* **Your goal**
Write out the data again exactly, skipping every picture.

* **Dataset rows**
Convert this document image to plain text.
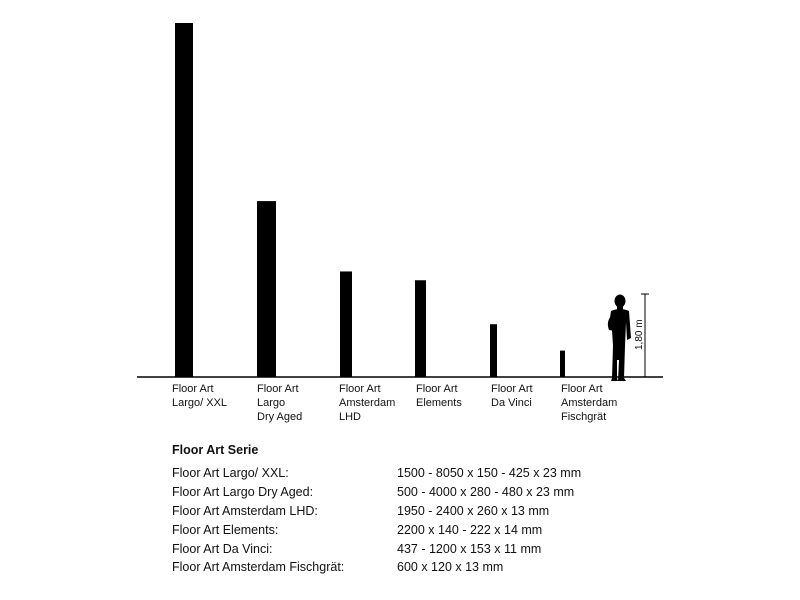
1,80 m
Floor Art
Largo/ XXL
Floor Art
Largo
Dry Aged
Floor Art
Amsterdam
LHD
Floor Art
Elements
Floor Art
Da Vinci
Floor Art
Amsterdam
Fischgrät
Floor Art Serie
Floor Art Largo/ XXL:	1500 - 8050 x 150 - 425 x 23 mm
Floor Art Largo Dry Aged:	500 - 4000 x 280 - 480 x 23 mm
Floor Art Amsterdam LHD:	1950 - 2400 x 260 x 13 mm
Floor Art Elements:	2200 x 140 - 222 x 14 mm
Floor Art Da Vinci:	437 - 1200 x 153 x 11 mm
Floor Art Amsterdam Fischgrät:	600 x 120 x 13 mm
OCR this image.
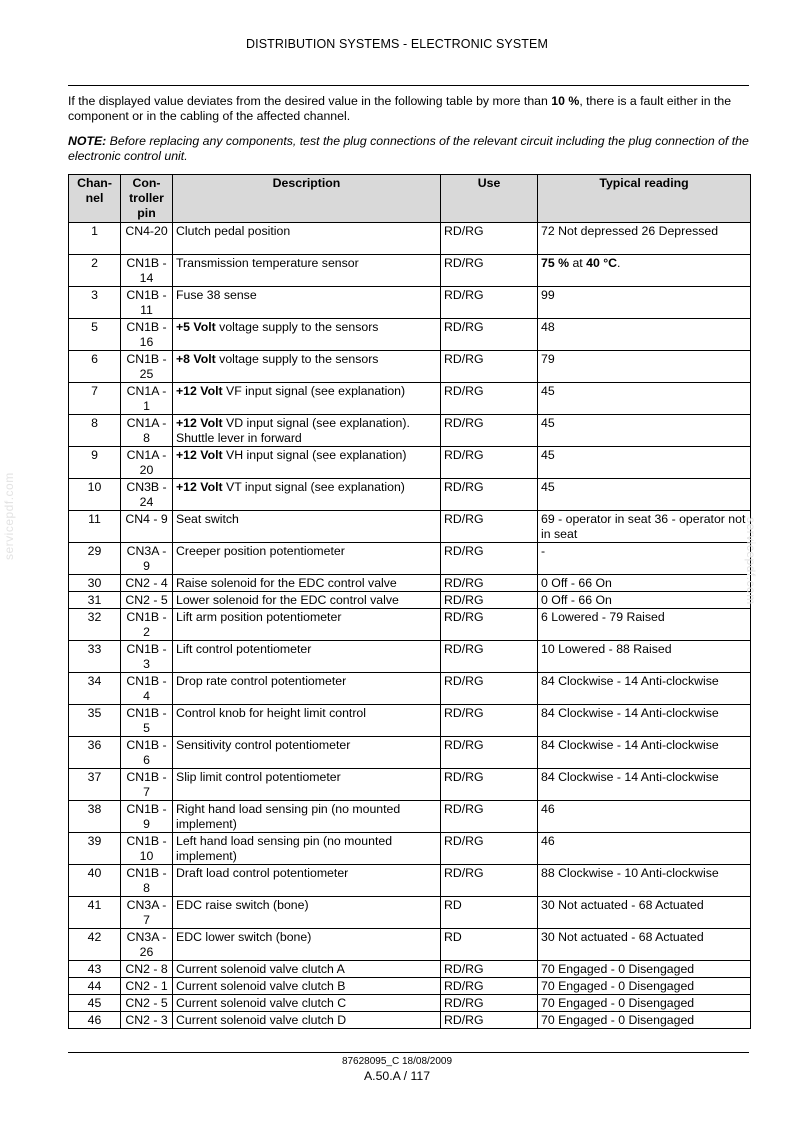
DISTRIBUTION SYSTEMS - ELECTRONIC SYSTEM
If the displayed value deviates from the desired value in the following table by more than 10 %, there is a fault either in the component or in the cabling of the affected channel.
NOTE: Before replacing any components, test the plug connections of the relevant circuit including the plug connection of the electronic control unit.
Chan-nel	Con-troller pin	Description	Use	Typical reading
1	CN4-20	Clutch pedal position	RD/RG	72 Not depressed 26 Depressed
2	CN1B - 14	Transmission temperature sensor	RD/RG	75 % at 40 °C.
3	CN1B - 11	Fuse 38 sense	RD/RG	99
5	CN1B - 16	+5 Volt voltage supply to the sensors	RD/RG	48
6	CN1B - 25	+8 Volt voltage supply to the sensors	RD/RG	79
7	CN1A - 1	+12 Volt VF input signal (see explanation)	RD/RG	45
8	CN1A - 8	+12 Volt VD input signal (see explanation). Shuttle lever in forward	RD/RG	45
9	CN1A - 20	+12 Volt VH input signal (see explanation)	RD/RG	45
10	CN3B - 24	+12 Volt VT input signal (see explanation)	RD/RG	45
11	CN4 - 9	Seat switch	RD/RG	69 - operator in seat 36 - operator not in seat
29	CN3A - 9	Creeper position potentiometer	RD/RG	-
30	CN2 - 4	Raise solenoid for the EDC control valve	RD/RG	0 Off - 66 On
31	CN2 - 5	Lower solenoid for the EDC control valve	RD/RG	0 Off - 66 On
32	CN1B - 2	Lift arm position potentiometer	RD/RG	6 Lowered - 79 Raised
33	CN1B - 3	Lift control potentiometer	RD/RG	10 Lowered - 88 Raised
34	CN1B - 4	Drop rate control potentiometer	RD/RG	84 Clockwise - 14 Anti-clockwise
35	CN1B - 5	Control knob for height limit control	RD/RG	84 Clockwise - 14 Anti-clockwise
36	CN1B - 6	Sensitivity control potentiometer	RD/RG	84 Clockwise - 14 Anti-clockwise
37	CN1B - 7	Slip limit control potentiometer	RD/RG	84 Clockwise - 14 Anti-clockwise
38	CN1B - 9	Right hand load sensing pin (no mounted implement)	RD/RG	46
39	CN1B - 10	Left hand load sensing pin (no mounted implement)	RD/RG	46
40	CN1B - 8	Draft load control potentiometer	RD/RG	88 Clockwise - 10 Anti-clockwise
41	CN3A - 7	EDC raise switch (bone)	RD	30 Not actuated - 68 Actuated
42	CN3A - 26	EDC lower switch (bone)	RD	30 Not actuated - 68 Actuated
43	CN2 - 8	Current solenoid valve clutch A	RD/RG	70 Engaged - 0 Disengaged
44	CN2 - 1	Current solenoid valve clutch B	RD/RG	70 Engaged - 0 Disengaged
45	CN2 - 5	Current solenoid valve clutch C	RD/RG	70 Engaged - 0 Disengaged
46	CN2 - 3	Current solenoid valve clutch D	RD/RG	70 Engaged - 0 Disengaged
87628095_C 18/08/2009
A.50.A / 117
servicepdf.com
servicepdf.com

* **Solution to the exercise**
Convert this document image to plain text.
1,80 m
Floor Art
Largo/ XXL
Floor Art
Largo
Dry Aged
Floor Art
Amsterdam
LHD
Floor Art
Elements
Floor Art
Da Vinci
Floor Art
Amsterdam
Fischgrät
Floor Art Serie
Floor Art Largo/ XXL:	1500 - 8050 x 150 - 425 x 23 mm
Floor Art Largo Dry Aged:	500 - 4000 x 280 - 480 x 23 mm
Floor Art Amsterdam LHD:	1950 - 2400 x 260 x 13 mm
Floor Art Elements:	2200 x 140 - 222 x 14 mm
Floor Art Da Vinci:	437 - 1200 x 153 x 11 mm
Floor Art Amsterdam Fischgrät:	600 x 120 x 13 mm
OCR this image.
DISTRIBUTION SYSTEMS - ELECTRONIC SYSTEM
If the displayed value deviates from the desired value in the following table by more than 10 %, there is a fault either in the component or in the cabling of the affected channel.
NOTE: Before replacing any components, test the plug connections of the relevant circuit including the plug connection of the electronic control unit.
Chan-nel	Con-troller pin	Description	Use	Typical reading
1	CN4-20	Clutch pedal position	RD/RG	72 Not depressed 26 Depressed
2	CN1B - 14	Transmission temperature sensor	RD/RG	75 % at 40 °C.
3	CN1B - 11	Fuse 38 sense	RD/RG	99
5	CN1B - 16	+5 Volt voltage supply to the sensors	RD/RG	48
6	CN1B - 25	+8 Volt voltage supply to the sensors	RD/RG	79
7	CN1A - 1	+12 Volt VF input signal (see explanation)	RD/RG	45
8	CN1A - 8	+12 Volt VD input signal (see explanation). Shuttle lever in forward	RD/RG	45
9	CN1A - 20	+12 Volt VH input signal (see explanation)	RD/RG	45
10	CN3B - 24	+12 Volt VT input signal (see explanation)	RD/RG	45
11	CN4 - 9	Seat switch	RD/RG	69 - operator in seat 36 - operator not in seat
29	CN3A - 9	Creeper position potentiometer	RD/RG	-
30	CN2 - 4	Raise solenoid for the EDC control valve	RD/RG	0 Off - 66 On
31	CN2 - 5	Lower solenoid for the EDC control valve	RD/RG	0 Off - 66 On
32	CN1B - 2	Lift arm position potentiometer	RD/RG	6 Lowered - 79 Raised
33	CN1B - 3	Lift control potentiometer	RD/RG	10 Lowered - 88 Raised
34	CN1B - 4	Drop rate control potentiometer	RD/RG	84 Clockwise - 14 Anti-clockwise
35	CN1B - 5	Control knob for height limit control	RD/RG	84 Clockwise - 14 Anti-clockwise
36	CN1B - 6	Sensitivity control potentiometer	RD/RG	84 Clockwise - 14 Anti-clockwise
37	CN1B - 7	Slip limit control potentiometer	RD/RG	84 Clockwise - 14 Anti-clockwise
38	CN1B - 9	Right hand load sensing pin (no mounted implement)	RD/RG	46
39	CN1B - 10	Left hand load sensing pin (no mounted implement)	RD/RG	46
40	CN1B - 8	Draft load control potentiometer	RD/RG	88 Clockwise - 10 Anti-clockwise
41	CN3A - 7	EDC raise switch (bone)	RD	30 Not actuated - 68 Actuated
42	CN3A - 26	EDC lower switch (bone)	RD	30 Not actuated - 68 Actuated
43	CN2 - 8	Current solenoid valve clutch A	RD/RG	70 Engaged - 0 Disengaged
44	CN2 - 1	Current solenoid valve clutch B	RD/RG	70 Engaged - 0 Disengaged
45	CN2 - 5	Current solenoid valve clutch C	RD/RG	70 Engaged - 0 Disengaged
46	CN2 - 3	Current solenoid valve clutch D	RD/RG	70 Engaged - 0 Disengaged
87628095_C 18/08/2009
A.50.A / 117
servicepdf.com
servicepdf.com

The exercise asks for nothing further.